### What you are asked to do
Leave out the pictures and return every entry exactly as it appears.

* Begin Data provided *

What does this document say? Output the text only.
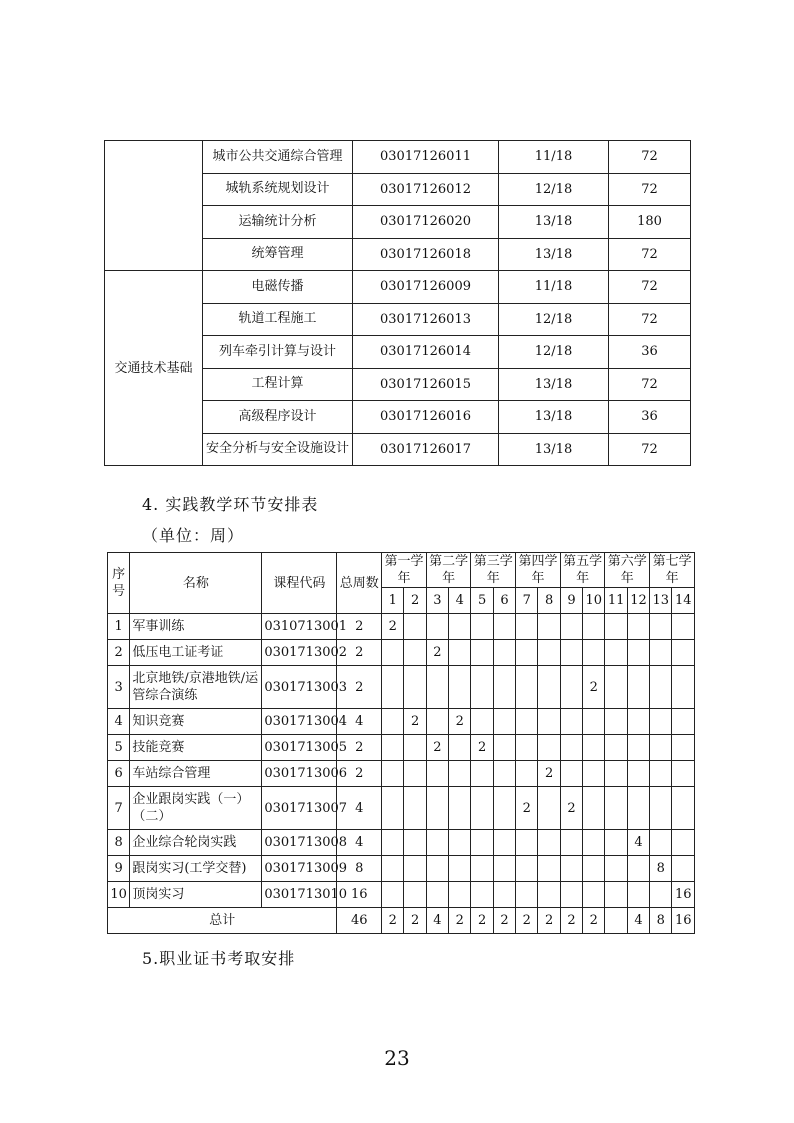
	城市公共交通综合管理	03017126011	11/18	72
	城轨系统规划设计	03017126012	12/18	72
	运输统计分析	03017126020	13/18	180
	统筹管理	03017126018	13/18	72
交通技术基础	电磁传播	03017126009	11/18	72
	轨道工程施工	03017126013	12/18	72
	列车牵引计算与设计	03017126014	12/18	36
	工程计算	03017126015	13/18	72
	高级程序设计	03017126016	13/18	36
	安全分析与安全设施设计	03017126017	13/18	72
4. 实践教学环节安排表
（单位：周）
序号	名称	课程代码	总周数	第一学年		第二学年		第三学年		第四学年		第五学年		第六学年		第七学年	
				1	2	3	4	5	6	7	8	9	10	11	12	13	14
1	军事训练	0310713001	2	2													
2	低压电工证考证	0301713002	2			2											
3	北京地铁/京港地铁/运管综合演练	0301713003	2										2				
4	知识竞赛	0301713004	4		2		2										
5	技能竞赛	0301713005	2			2		2									
6	车站综合管理	0301713006	2								2						
7	企业跟岗实践（一）（二）	0301713007	4							2		2					
8	企业综合轮岗实践	0301713008	4												4		
9	跟岗实习(工学交替)	0301713009	8													8	
10	顶岗实习	0301713010	16														16
总计			46	2	2	4	2	2	2	2	2	2	2		4	8	16
5.职业证书考取安排
23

* End Data provided *

### Final result
What does this document say? Output the text only.
	城市公共交通综合管理	03017126011	11/18	72
	城轨系统规划设计	03017126012	12/18	72
	运输统计分析	03017126020	13/18	180
	统筹管理	03017126018	13/18	72
交通技术基础	电磁传播	03017126009	11/18	72
	轨道工程施工	03017126013	12/18	72
	列车牵引计算与设计	03017126014	12/18	36
	工程计算	03017126015	13/18	72
	高级程序设计	03017126016	13/18	36
	安全分析与安全设施设计	03017126017	13/18	72
4. 实践教学环节安排表
（单位：周）
序号	名称	课程代码	总周数	第一学年		第二学年		第三学年		第四学年		第五学年		第六学年		第七学年	
				1	2	3	4	5	6	7	8	9	10	11	12	13	14
1	军事训练	0310713001	2	2													
2	低压电工证考证	0301713002	2			2											
3	北京地铁/京港地铁/运管综合演练	0301713003	2										2				
4	知识竞赛	0301713004	4		2		2										
5	技能竞赛	0301713005	2			2		2									
6	车站综合管理	0301713006	2								2						
7	企业跟岗实践（一）（二）	0301713007	4							2		2					
8	企业综合轮岗实践	0301713008	4												4		
9	跟岗实习(工学交替)	0301713009	8													8	
10	顶岗实习	0301713010	16														16
总计			46	2	2	4	2	2	2	2	2	2	2		4	8	16
5.职业证书考取安排
23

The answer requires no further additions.